■ WHAT THE TASK ASKS
Work out how many lines of the listing hold the string "Silicon". Answer with that number alone.

■ GIVEN DATA
★ ★ ★ ★ ★ ★ ★
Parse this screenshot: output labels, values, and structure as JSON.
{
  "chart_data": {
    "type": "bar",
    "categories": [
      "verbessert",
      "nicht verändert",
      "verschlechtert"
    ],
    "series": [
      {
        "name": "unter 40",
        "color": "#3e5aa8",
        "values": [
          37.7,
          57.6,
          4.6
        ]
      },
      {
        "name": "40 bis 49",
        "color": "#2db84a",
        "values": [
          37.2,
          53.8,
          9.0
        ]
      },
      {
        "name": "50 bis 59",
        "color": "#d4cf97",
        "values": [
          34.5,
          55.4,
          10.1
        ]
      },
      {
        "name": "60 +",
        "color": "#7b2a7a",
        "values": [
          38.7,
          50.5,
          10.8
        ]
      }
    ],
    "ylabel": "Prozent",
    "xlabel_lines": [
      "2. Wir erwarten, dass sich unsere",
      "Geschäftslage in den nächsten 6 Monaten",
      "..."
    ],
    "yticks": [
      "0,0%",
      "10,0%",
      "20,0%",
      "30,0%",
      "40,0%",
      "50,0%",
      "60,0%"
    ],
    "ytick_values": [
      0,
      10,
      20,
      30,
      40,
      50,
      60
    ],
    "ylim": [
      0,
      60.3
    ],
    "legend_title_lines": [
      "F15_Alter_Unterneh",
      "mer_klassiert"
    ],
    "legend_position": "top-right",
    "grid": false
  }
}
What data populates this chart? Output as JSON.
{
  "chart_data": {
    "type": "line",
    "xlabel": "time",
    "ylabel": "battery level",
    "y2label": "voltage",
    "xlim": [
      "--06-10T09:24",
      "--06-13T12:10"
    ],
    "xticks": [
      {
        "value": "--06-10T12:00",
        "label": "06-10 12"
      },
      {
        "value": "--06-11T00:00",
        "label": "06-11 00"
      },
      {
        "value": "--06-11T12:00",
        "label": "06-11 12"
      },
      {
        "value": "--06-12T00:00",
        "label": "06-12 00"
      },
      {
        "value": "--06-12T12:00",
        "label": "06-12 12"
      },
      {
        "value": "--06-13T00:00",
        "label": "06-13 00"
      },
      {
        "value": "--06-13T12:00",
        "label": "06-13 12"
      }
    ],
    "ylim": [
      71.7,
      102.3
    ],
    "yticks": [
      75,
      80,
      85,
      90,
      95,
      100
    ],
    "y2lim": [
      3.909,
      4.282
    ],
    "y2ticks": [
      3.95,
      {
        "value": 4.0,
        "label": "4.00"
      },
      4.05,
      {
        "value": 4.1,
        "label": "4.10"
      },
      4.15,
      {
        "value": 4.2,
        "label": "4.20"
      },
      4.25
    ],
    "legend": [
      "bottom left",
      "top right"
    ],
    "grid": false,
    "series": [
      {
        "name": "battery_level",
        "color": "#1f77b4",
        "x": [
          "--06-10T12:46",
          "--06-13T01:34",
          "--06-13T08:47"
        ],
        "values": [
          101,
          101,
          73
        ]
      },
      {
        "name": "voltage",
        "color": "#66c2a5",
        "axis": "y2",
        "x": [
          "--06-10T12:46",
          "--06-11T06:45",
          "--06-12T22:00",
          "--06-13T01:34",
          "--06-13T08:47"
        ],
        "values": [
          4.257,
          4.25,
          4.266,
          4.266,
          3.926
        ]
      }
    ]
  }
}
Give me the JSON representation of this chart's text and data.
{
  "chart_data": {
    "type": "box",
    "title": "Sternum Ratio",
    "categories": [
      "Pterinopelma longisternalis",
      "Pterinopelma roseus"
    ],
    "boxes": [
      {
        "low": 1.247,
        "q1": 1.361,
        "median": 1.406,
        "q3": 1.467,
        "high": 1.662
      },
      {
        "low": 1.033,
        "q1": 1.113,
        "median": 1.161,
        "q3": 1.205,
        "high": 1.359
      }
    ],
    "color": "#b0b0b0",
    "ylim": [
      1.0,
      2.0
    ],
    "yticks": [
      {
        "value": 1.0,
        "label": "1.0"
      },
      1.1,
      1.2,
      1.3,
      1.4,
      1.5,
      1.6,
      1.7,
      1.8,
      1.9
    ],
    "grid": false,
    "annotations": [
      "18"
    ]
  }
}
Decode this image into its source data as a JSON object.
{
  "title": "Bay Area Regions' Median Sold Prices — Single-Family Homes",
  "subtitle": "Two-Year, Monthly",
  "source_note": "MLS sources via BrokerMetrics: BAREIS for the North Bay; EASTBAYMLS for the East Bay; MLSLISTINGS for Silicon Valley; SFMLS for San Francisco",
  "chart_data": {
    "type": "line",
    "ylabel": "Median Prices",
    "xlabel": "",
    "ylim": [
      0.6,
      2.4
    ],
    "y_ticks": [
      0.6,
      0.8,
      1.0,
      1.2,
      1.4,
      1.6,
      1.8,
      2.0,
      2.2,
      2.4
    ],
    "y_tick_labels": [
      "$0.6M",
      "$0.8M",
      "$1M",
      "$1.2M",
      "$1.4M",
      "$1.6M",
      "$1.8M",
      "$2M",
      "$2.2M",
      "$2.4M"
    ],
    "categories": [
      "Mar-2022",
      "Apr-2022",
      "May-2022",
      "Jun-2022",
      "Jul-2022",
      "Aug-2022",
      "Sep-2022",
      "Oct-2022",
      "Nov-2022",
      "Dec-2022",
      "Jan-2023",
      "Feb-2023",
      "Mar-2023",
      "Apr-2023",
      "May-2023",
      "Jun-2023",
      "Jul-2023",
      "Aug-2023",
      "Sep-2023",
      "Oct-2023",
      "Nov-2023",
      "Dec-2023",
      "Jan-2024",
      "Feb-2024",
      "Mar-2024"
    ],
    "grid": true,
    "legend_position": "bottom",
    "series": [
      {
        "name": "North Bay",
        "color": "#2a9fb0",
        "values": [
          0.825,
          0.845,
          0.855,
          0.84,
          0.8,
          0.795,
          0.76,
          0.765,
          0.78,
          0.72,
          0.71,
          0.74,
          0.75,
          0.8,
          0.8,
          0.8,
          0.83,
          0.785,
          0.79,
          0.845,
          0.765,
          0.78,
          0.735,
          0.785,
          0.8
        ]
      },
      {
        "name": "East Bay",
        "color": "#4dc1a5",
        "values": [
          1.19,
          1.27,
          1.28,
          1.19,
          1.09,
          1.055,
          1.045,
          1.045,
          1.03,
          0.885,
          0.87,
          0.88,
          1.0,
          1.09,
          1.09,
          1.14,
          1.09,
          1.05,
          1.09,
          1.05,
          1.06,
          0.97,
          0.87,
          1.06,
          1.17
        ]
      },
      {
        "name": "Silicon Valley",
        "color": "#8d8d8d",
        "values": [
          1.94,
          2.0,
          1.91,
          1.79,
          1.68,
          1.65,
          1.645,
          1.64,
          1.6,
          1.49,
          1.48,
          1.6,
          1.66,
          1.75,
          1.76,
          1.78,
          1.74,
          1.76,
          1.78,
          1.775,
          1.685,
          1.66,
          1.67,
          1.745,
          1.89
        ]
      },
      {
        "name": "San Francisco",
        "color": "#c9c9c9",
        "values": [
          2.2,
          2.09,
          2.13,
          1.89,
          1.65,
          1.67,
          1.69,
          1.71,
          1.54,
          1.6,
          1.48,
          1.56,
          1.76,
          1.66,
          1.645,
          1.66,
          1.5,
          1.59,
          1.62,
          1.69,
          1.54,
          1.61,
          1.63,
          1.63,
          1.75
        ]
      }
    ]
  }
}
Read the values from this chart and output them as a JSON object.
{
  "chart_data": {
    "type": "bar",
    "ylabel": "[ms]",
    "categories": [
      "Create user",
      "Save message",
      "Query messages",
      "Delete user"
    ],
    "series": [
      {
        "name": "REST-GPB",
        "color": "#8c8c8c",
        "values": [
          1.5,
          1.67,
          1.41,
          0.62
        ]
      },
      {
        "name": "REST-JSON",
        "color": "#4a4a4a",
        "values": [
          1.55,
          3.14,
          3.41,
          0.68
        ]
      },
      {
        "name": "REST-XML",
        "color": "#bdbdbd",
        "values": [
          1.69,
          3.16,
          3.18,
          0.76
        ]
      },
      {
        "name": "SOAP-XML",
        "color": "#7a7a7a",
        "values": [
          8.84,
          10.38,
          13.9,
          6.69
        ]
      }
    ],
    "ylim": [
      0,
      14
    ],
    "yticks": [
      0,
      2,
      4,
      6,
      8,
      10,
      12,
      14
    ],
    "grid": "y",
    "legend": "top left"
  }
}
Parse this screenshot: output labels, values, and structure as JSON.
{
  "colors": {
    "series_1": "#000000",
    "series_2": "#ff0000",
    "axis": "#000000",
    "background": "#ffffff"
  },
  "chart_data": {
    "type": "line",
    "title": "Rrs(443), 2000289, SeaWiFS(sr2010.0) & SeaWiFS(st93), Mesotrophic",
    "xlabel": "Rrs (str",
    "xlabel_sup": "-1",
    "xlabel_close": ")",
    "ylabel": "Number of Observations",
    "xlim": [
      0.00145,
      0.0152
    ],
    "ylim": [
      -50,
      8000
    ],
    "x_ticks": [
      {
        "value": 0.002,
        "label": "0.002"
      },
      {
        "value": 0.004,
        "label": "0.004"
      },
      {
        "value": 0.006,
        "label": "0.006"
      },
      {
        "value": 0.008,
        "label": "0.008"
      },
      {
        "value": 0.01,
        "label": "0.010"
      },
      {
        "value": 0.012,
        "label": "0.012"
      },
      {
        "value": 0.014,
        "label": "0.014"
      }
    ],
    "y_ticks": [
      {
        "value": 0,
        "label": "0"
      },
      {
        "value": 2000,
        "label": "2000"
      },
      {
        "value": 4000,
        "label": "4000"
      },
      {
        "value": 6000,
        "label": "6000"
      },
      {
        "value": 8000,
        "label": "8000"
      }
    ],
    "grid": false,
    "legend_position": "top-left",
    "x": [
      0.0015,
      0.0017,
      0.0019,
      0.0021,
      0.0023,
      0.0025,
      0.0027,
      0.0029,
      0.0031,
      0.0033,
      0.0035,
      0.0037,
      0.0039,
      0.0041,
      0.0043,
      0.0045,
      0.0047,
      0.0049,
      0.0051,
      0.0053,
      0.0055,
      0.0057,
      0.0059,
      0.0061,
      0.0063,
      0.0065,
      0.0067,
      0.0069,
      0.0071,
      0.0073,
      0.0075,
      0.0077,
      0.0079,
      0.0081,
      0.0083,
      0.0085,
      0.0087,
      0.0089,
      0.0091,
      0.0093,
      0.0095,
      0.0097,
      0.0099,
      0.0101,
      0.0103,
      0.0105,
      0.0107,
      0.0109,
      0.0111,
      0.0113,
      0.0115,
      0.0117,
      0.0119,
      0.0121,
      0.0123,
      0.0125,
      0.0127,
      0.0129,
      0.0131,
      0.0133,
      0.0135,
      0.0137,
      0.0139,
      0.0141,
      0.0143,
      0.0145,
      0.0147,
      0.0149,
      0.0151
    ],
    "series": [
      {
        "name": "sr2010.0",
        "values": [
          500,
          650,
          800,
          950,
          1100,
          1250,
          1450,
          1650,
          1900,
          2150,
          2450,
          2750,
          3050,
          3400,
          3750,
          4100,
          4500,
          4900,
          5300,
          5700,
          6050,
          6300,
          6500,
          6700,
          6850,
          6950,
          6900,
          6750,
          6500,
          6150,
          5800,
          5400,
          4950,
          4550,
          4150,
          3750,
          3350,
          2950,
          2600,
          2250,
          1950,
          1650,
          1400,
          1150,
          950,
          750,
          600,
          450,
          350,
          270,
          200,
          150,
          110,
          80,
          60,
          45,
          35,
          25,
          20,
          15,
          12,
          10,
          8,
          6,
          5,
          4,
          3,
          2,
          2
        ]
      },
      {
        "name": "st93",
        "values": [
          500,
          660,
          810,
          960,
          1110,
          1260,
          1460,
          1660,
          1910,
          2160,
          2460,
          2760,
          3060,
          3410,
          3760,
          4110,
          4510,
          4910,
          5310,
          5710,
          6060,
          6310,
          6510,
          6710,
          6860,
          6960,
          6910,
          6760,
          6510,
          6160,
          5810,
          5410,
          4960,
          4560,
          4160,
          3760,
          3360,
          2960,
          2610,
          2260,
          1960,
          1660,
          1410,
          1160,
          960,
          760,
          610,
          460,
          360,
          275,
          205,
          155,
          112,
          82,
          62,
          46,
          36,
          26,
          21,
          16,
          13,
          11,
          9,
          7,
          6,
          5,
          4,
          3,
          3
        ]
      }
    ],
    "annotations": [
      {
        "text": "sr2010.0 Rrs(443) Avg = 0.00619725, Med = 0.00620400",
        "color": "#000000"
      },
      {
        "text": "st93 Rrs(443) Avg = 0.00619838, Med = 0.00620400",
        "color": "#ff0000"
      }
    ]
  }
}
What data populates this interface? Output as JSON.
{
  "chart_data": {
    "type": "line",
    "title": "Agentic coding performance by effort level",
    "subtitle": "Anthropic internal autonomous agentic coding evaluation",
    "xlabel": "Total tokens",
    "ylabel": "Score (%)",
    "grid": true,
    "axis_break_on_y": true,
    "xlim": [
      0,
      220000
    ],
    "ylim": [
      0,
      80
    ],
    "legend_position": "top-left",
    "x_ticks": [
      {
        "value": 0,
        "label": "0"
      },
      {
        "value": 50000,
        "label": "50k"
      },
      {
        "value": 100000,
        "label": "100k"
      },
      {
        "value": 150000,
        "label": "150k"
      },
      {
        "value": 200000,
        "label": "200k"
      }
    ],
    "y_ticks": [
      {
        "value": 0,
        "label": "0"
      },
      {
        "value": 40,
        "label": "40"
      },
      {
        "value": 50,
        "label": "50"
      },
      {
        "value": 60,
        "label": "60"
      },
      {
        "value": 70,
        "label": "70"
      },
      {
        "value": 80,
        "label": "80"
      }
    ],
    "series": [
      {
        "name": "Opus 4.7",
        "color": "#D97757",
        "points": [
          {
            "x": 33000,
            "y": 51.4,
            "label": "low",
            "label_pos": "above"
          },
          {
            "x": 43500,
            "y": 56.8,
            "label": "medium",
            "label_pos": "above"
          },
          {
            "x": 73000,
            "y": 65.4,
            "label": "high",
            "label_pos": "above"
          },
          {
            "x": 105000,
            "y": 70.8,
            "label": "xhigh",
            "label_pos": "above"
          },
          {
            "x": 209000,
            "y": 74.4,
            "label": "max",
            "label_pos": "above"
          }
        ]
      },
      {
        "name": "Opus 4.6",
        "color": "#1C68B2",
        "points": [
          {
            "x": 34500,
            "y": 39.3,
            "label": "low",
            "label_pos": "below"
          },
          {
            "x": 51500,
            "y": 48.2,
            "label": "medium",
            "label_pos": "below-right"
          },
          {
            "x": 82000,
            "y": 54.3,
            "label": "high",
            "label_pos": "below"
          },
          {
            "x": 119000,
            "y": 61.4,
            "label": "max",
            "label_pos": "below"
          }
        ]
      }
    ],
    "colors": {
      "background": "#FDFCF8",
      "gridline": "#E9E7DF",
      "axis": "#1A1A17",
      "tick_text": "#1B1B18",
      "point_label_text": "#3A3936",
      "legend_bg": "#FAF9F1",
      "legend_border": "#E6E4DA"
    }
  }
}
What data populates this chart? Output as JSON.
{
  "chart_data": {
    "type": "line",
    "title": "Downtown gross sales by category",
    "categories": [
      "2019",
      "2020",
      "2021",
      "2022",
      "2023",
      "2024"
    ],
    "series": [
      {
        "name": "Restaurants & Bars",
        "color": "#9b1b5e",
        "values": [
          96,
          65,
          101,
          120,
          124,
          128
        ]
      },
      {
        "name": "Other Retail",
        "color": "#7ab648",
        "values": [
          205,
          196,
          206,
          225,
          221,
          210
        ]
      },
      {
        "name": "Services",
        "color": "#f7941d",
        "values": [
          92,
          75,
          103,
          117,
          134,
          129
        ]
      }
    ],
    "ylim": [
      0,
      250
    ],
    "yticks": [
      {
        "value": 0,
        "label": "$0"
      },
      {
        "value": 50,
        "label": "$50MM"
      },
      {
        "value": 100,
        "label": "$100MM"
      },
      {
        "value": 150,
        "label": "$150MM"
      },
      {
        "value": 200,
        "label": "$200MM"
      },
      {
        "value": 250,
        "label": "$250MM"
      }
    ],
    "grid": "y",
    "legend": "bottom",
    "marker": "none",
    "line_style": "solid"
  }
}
★ ★ ★ ★ ★ ★ ★
■ TASK RESULT
2